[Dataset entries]

◆ ◆ ◆ ◆ ◆

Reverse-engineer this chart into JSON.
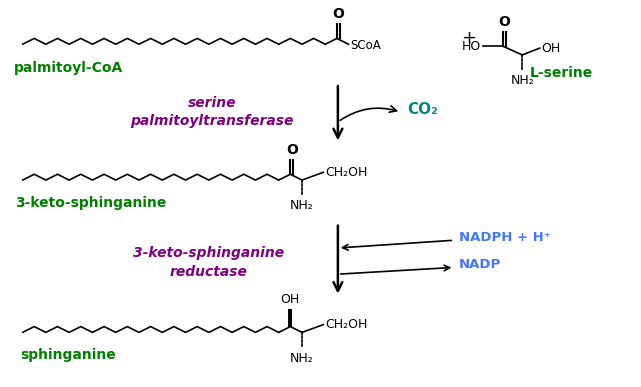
{
  "bg_color": "#ffffff",
  "colors": {
    "chain": "#000000",
    "label_green": "#008000",
    "label_purple": "#800080",
    "label_blue": "#4477ff",
    "label_teal": "#008888",
    "label_black": "#000000"
  },
  "enzyme1": "serine\npalmitoyltransferase",
  "enzyme2": "3-keto-sphinganine\nreductase",
  "label_palmitoyl": "palmitoyl-CoA",
  "label_ketosphinganine": "3-keto-sphinganine",
  "label_sphinganine": "sphinganine",
  "label_lserine": "L-serine",
  "label_co2": "CO₂",
  "label_nadph": "NADPH + H⁺",
  "label_nadp": "NADP"
}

◆ ◆ ◆ ◆ ◆

Restate the records above in full and word for word, but do not carry over any pictures.

Reverse-engineer this chart into JSON.
{
  "bg_color": "#ffffff",
  "colors": {
    "chain": "#000000",
    "label_green": "#008000",
    "label_purple": "#800080",
    "label_blue": "#4477ff",
    "label_teal": "#008888",
    "label_black": "#000000"
  },
  "enzyme1": "serine\npalmitoyltransferase",
  "enzyme2": "3-keto-sphinganine\nreductase",
  "label_palmitoyl": "palmitoyl-CoA",
  "label_ketosphinganine": "3-keto-sphinganine",
  "label_sphinganine": "sphinganine",
  "label_lserine": "L-serine",
  "label_co2": "CO₂",
  "label_nadph": "NADPH + H⁺",
  "label_nadp": "NADP"
}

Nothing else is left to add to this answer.